What is required: Tally the lines containing "Sprievodca" and report the number alone.
— Start —
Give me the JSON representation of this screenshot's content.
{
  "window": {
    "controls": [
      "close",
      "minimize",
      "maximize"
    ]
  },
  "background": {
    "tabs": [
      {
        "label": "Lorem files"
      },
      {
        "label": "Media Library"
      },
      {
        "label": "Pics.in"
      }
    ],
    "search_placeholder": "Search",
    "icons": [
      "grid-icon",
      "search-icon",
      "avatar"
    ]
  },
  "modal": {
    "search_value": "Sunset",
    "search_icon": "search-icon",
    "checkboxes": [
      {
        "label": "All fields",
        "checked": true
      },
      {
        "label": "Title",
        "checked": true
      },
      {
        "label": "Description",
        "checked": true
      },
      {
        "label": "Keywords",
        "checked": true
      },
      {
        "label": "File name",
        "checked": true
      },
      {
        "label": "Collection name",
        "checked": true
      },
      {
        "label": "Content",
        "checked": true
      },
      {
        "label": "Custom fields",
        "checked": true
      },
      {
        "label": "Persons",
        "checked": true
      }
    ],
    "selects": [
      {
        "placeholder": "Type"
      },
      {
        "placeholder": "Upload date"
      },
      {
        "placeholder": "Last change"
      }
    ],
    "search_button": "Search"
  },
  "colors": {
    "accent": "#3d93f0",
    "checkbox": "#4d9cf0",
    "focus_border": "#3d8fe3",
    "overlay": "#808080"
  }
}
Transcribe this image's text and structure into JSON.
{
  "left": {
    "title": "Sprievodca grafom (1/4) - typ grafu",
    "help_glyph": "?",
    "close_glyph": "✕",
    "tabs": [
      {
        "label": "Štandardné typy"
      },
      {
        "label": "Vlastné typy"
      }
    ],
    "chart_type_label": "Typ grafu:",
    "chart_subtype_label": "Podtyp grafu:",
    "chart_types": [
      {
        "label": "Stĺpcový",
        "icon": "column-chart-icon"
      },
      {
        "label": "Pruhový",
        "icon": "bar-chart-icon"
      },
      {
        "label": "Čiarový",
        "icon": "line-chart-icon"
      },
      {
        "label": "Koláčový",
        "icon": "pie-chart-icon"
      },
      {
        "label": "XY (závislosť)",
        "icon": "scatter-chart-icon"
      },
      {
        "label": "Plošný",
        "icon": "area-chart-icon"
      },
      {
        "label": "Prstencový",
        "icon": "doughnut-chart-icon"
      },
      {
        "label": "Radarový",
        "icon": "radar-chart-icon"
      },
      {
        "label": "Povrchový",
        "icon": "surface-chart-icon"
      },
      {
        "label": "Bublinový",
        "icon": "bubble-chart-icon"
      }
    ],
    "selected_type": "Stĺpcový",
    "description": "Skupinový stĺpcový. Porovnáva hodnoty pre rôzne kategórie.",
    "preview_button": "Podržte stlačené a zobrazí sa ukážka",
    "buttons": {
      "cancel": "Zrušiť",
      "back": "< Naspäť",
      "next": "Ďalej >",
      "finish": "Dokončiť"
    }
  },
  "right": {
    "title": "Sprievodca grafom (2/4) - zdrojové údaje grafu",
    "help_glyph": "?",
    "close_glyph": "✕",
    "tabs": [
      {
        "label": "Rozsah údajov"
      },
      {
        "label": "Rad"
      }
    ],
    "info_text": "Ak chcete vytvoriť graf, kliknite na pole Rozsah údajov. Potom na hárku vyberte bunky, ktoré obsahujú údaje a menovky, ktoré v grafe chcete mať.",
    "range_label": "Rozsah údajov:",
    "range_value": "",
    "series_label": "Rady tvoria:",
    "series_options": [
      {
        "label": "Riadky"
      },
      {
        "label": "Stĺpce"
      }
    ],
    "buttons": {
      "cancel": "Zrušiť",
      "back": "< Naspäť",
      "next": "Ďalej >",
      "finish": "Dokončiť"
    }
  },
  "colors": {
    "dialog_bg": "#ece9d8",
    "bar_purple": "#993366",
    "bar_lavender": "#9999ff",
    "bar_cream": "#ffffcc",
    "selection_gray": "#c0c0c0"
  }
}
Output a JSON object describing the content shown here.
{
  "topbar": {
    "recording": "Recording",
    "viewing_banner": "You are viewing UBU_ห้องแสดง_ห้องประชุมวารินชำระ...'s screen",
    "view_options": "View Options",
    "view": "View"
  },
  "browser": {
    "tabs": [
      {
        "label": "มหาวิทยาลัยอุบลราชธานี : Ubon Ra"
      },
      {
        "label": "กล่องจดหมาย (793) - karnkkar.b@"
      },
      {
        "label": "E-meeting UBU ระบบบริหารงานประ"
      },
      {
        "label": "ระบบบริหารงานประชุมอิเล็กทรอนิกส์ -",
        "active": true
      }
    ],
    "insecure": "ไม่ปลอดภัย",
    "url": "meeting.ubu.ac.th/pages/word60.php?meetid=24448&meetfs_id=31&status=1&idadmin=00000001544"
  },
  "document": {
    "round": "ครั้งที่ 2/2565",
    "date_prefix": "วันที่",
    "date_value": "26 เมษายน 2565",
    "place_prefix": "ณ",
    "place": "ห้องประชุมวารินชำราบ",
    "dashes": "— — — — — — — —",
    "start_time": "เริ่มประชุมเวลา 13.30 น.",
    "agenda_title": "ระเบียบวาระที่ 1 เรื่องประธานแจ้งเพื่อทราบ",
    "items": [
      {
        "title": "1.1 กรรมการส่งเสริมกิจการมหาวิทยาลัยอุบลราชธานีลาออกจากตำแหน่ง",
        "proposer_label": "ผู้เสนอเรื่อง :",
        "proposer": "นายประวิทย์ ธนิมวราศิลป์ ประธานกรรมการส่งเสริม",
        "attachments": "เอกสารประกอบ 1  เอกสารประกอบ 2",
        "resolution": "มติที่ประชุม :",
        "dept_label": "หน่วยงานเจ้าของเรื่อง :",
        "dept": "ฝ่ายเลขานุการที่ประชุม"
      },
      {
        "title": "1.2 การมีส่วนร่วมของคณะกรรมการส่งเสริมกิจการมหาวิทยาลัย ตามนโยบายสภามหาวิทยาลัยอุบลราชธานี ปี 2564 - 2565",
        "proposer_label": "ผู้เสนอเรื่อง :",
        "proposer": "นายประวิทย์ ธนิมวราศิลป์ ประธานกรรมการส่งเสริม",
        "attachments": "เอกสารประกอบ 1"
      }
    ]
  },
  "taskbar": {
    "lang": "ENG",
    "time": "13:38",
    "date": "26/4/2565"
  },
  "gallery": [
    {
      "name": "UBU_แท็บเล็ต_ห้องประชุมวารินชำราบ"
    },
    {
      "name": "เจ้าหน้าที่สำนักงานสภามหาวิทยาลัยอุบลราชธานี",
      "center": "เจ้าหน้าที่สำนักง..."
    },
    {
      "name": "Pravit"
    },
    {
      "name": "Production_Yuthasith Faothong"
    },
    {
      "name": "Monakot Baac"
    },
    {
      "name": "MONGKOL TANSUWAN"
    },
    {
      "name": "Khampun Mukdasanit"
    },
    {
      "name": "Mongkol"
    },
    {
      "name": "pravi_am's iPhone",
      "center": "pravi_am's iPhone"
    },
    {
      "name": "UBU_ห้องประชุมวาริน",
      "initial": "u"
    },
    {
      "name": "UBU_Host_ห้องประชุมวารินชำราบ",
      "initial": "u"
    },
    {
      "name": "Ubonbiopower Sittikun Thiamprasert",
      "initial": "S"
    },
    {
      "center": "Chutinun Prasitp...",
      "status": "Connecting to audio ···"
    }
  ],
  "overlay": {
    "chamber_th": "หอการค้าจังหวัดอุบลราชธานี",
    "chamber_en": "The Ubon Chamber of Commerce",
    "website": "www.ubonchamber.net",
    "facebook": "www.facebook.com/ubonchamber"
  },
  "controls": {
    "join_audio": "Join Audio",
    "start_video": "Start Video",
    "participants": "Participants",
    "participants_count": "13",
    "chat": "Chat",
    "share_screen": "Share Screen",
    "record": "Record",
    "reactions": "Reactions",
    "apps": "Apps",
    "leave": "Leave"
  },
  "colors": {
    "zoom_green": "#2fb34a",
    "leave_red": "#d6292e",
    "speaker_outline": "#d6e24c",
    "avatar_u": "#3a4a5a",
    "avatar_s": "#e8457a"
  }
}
— End —
Exercise answer: 2